* _EXERCISE BRIEF_:
The records that follow are to be repeated without alteration.

* _ROWS_:
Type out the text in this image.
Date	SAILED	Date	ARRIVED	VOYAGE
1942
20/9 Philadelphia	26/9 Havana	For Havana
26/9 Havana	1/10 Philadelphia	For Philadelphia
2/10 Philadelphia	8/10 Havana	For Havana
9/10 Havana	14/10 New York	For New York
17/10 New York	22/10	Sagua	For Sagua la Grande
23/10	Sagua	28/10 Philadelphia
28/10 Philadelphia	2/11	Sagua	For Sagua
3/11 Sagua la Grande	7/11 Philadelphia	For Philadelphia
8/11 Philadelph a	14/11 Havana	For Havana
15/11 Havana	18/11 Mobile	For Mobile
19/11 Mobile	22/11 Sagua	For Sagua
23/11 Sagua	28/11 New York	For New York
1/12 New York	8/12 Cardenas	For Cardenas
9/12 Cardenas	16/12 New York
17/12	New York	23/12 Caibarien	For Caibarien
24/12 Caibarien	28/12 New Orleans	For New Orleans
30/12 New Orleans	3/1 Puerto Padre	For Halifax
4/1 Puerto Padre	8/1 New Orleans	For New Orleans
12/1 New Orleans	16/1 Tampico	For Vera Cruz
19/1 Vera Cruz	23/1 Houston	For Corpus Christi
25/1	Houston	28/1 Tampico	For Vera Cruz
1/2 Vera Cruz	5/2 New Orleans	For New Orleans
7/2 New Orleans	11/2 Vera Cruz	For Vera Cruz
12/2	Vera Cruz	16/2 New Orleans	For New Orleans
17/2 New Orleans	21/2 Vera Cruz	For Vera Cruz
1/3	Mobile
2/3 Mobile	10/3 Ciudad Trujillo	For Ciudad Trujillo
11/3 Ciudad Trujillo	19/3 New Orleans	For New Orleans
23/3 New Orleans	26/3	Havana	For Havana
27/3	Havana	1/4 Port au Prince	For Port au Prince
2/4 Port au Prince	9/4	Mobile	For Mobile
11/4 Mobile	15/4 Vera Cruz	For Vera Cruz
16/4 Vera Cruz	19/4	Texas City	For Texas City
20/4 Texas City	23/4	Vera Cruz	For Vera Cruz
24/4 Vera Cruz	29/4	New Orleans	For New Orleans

* _PROBLEM SOLUTION_:
Type out the text in this image.
Date	SAILED	Date	ARRIVED	VOYAGE
1942
20/9 Philadelphia	26/9 Havana	For Havana
26/9 Havana	1/10 Philadelphia	For Philadelphia
2/10 Philadelphia	8/10 Havana	For Havana
9/10 Havana	14/10 New York	For New York
17/10 New York	22/10	Sagua	For Sagua la Grande
23/10	Sagua	28/10 Philadelphia
28/10 Philadelphia	2/11	Sagua	For Sagua
3/11 Sagua la Grande	7/11 Philadelphia	For Philadelphia
8/11 Philadelph a	14/11 Havana	For Havana
15/11 Havana	18/11 Mobile	For Mobile
19/11 Mobile	22/11 Sagua	For Sagua
23/11 Sagua	28/11 New York	For New York
1/12 New York	8/12 Cardenas	For Cardenas
9/12 Cardenas	16/12 New York
17/12	New York	23/12 Caibarien	For Caibarien
24/12 Caibarien	28/12 New Orleans	For New Orleans
30/12 New Orleans	3/1 Puerto Padre	For Halifax
4/1 Puerto Padre	8/1 New Orleans	For New Orleans
12/1 New Orleans	16/1 Tampico	For Vera Cruz
19/1 Vera Cruz	23/1 Houston	For Corpus Christi
25/1	Houston	28/1 Tampico	For Vera Cruz
1/2 Vera Cruz	5/2 New Orleans	For New Orleans
7/2 New Orleans	11/2 Vera Cruz	For Vera Cruz
12/2	Vera Cruz	16/2 New Orleans	For New Orleans
17/2 New Orleans	21/2 Vera Cruz	For Vera Cruz
1/3	Mobile
2/3 Mobile	10/3 Ciudad Trujillo	For Ciudad Trujillo
11/3 Ciudad Trujillo	19/3 New Orleans	For New Orleans
23/3 New Orleans	26/3	Havana	For Havana
27/3	Havana	1/4 Port au Prince	For Port au Prince
2/4 Port au Prince	9/4	Mobile	For Mobile
11/4 Mobile	15/4 Vera Cruz	For Vera Cruz
16/4 Vera Cruz	19/4	Texas City	For Texas City
20/4 Texas City	23/4	Vera Cruz	For Vera Cruz
24/4 Vera Cruz	29/4	New Orleans	For New Orleans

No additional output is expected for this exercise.